- _WORK INSTRUCTIONS_
Find the word "areał" in the listing; pull out each line holding it.

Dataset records

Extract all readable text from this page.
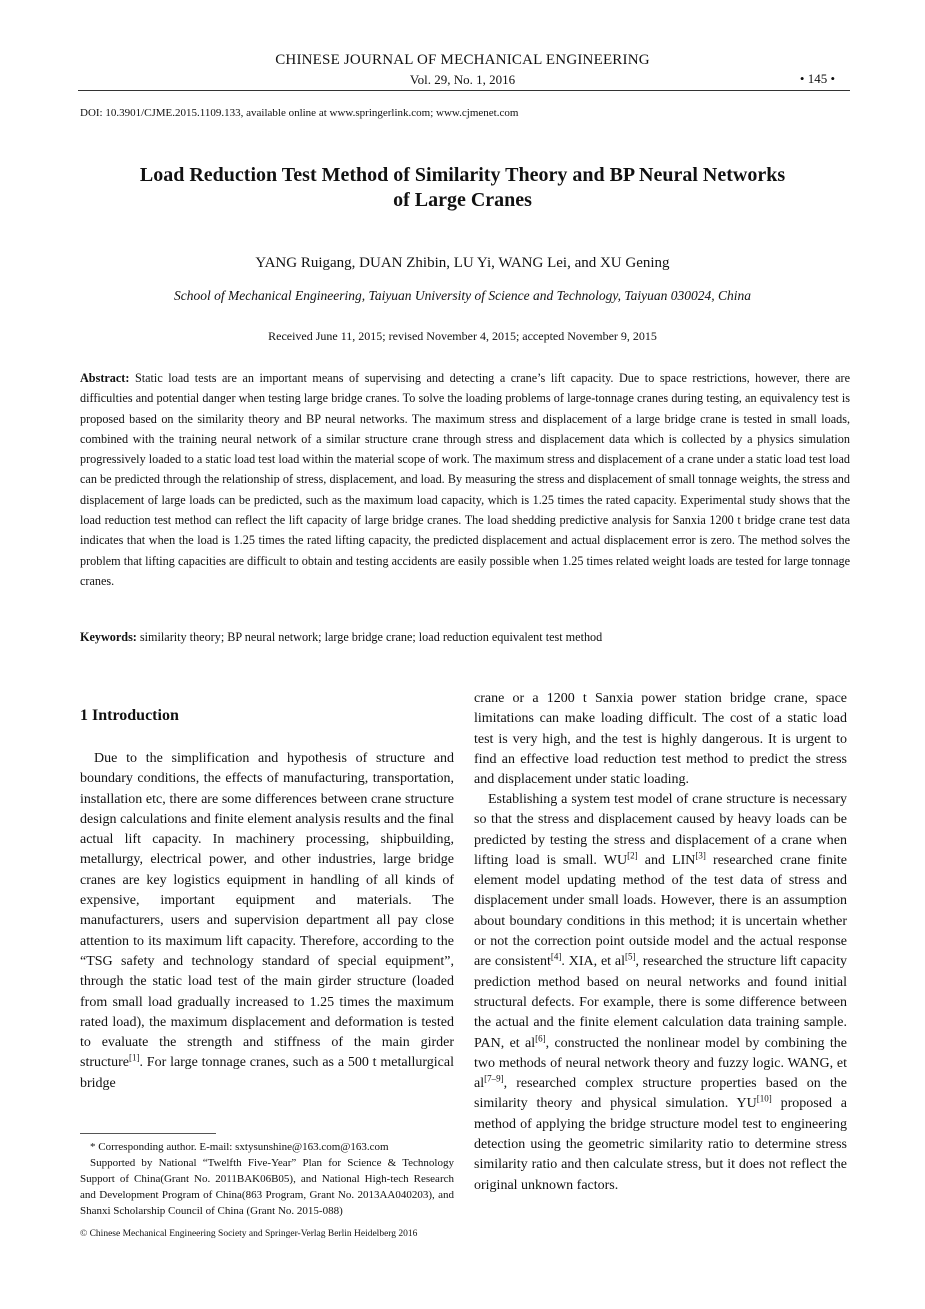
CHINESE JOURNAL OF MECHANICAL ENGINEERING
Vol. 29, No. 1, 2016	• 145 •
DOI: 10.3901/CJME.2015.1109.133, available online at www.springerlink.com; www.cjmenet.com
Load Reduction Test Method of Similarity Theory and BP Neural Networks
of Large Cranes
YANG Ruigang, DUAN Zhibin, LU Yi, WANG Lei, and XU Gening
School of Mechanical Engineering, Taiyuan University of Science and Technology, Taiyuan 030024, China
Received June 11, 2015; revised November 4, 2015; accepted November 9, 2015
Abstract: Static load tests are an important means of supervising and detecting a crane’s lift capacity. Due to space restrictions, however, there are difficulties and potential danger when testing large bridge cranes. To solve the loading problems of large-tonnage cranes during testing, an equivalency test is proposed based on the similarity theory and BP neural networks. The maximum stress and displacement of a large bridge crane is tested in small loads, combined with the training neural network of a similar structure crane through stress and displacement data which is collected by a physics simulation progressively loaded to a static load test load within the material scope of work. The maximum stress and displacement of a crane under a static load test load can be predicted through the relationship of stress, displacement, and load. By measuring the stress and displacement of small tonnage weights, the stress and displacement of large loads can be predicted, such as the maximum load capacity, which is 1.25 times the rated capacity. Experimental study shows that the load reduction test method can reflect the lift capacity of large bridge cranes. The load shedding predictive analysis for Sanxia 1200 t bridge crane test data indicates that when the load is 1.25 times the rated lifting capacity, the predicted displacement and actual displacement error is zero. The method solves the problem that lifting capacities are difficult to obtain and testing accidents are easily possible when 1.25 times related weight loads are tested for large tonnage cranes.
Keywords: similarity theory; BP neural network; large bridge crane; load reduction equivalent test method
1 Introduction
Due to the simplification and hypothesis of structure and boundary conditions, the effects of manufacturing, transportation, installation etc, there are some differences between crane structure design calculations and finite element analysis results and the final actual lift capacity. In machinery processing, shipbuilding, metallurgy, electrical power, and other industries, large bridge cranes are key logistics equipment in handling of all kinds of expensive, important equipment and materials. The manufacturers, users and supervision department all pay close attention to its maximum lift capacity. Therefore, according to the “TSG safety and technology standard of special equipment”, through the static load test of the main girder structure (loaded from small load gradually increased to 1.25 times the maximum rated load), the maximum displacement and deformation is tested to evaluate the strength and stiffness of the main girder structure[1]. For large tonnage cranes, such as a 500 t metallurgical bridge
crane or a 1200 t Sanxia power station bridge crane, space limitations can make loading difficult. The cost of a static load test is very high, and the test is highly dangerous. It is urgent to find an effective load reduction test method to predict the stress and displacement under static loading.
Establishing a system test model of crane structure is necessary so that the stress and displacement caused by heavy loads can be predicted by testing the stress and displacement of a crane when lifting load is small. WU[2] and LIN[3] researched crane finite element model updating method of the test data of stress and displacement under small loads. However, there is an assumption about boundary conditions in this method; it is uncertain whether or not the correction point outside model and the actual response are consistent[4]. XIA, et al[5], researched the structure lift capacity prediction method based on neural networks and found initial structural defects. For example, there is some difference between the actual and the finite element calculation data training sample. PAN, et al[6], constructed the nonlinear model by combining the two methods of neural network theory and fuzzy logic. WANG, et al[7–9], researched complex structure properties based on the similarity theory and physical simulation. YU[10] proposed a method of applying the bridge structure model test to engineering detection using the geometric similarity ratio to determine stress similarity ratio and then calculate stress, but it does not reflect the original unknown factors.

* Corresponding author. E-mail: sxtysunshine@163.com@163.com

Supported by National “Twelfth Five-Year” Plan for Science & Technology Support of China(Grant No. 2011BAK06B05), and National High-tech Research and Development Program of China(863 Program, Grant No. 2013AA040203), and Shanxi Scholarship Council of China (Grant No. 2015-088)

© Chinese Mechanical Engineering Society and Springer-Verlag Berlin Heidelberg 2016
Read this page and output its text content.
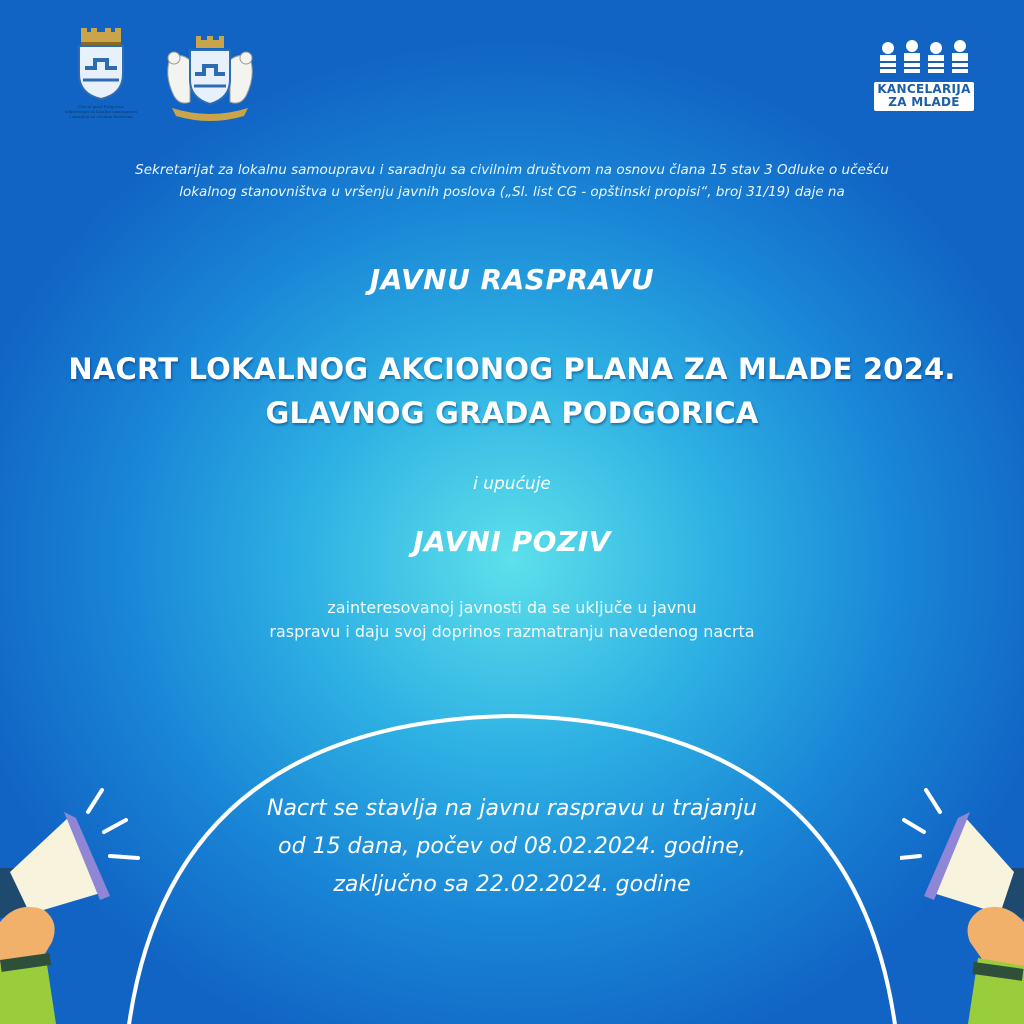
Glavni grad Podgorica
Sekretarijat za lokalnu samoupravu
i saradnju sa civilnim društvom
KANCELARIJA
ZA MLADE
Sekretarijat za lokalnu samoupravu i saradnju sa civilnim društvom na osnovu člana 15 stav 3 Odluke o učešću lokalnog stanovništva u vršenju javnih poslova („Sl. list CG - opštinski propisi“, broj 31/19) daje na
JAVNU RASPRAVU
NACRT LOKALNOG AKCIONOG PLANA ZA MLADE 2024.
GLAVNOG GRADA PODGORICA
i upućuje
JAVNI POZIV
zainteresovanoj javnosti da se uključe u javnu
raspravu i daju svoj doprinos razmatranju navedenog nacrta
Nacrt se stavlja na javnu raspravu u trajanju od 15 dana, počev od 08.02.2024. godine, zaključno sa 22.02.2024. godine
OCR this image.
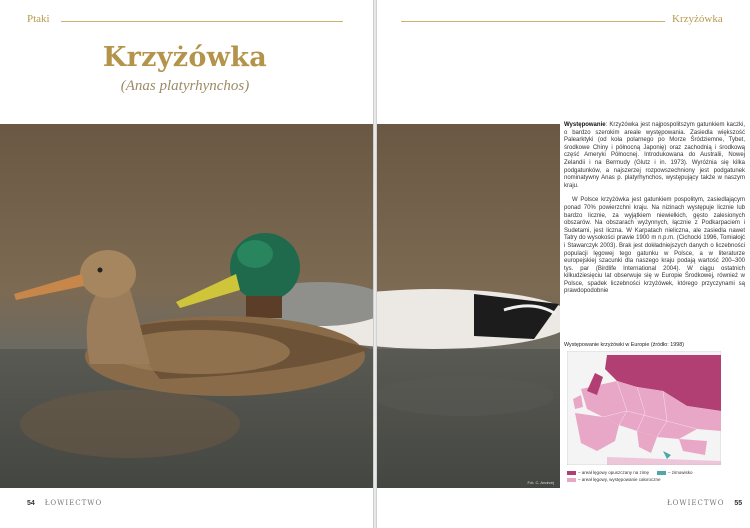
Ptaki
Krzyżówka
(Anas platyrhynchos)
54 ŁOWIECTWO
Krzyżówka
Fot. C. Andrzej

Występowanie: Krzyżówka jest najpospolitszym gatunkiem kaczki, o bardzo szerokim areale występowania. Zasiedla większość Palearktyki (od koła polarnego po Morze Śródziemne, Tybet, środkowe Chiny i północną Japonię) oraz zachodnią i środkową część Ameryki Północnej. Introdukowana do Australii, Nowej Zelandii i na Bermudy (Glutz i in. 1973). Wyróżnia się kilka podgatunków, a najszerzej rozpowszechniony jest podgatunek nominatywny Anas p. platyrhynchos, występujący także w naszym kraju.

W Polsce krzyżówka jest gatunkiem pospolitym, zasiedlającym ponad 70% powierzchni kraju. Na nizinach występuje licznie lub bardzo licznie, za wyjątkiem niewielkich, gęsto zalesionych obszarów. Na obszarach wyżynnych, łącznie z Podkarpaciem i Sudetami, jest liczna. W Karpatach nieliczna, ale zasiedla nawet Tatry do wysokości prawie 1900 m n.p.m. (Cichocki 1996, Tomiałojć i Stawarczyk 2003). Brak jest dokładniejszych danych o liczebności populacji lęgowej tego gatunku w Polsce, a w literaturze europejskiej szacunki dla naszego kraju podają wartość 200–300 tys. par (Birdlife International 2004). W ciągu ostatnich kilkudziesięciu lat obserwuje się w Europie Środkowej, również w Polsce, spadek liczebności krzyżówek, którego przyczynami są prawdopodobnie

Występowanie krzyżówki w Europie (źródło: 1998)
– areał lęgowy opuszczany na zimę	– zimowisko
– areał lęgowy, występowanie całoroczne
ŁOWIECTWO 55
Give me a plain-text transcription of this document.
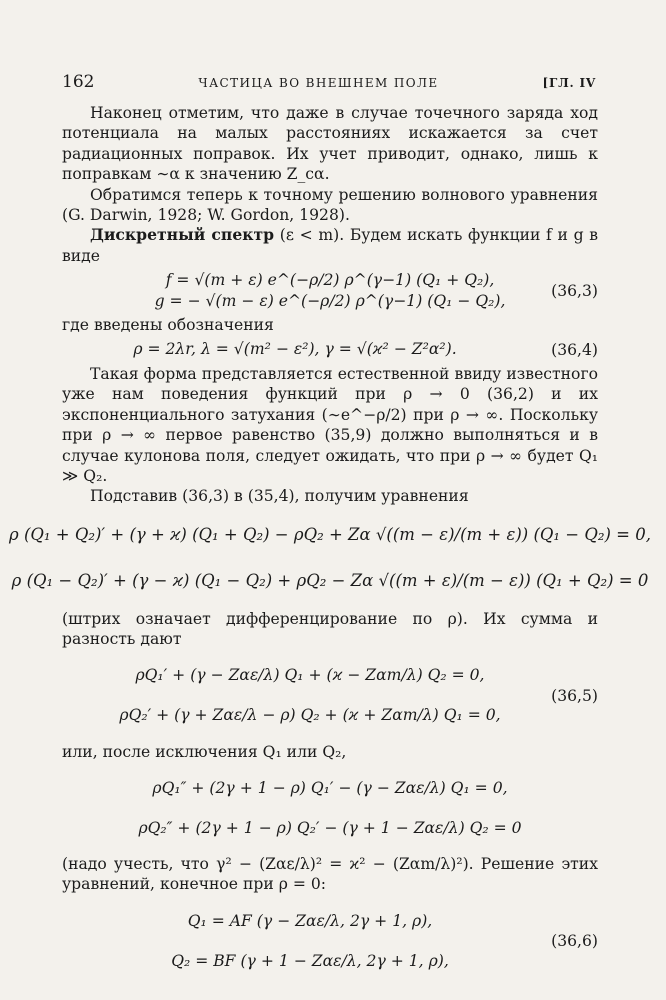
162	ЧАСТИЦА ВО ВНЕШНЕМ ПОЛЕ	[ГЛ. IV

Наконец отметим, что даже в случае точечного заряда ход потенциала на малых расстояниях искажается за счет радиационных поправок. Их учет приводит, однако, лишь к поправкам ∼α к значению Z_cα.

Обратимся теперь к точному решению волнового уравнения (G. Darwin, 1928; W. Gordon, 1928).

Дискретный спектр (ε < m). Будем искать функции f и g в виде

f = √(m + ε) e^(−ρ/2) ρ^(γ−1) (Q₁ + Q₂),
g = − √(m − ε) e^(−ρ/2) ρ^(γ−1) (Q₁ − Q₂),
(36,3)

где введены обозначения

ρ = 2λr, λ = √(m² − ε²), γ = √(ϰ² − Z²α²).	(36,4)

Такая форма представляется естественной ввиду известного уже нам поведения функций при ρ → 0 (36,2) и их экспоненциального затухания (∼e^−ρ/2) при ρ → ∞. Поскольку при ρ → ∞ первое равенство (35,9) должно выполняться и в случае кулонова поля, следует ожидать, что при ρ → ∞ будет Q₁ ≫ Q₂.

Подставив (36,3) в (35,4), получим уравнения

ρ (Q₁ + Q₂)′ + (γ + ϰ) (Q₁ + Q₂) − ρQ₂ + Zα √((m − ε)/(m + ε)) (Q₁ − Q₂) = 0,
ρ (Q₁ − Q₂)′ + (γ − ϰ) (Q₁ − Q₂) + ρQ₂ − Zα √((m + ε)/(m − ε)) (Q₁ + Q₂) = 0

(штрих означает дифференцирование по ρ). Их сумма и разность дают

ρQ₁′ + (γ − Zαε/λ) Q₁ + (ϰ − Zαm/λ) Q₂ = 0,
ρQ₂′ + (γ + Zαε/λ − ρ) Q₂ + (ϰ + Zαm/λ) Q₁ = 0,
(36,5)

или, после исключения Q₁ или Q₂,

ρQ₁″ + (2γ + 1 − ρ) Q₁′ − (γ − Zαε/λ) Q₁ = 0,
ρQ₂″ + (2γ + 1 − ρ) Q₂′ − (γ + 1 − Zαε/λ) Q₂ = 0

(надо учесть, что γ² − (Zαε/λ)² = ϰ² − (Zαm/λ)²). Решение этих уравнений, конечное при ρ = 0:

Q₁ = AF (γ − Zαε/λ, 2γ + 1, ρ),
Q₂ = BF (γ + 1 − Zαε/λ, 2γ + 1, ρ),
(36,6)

- _WRITTEN ANSWER_
– areał lęgowy opuszczany na zimę	– zimowisko
– areał lęgowy, występowanie całoroczne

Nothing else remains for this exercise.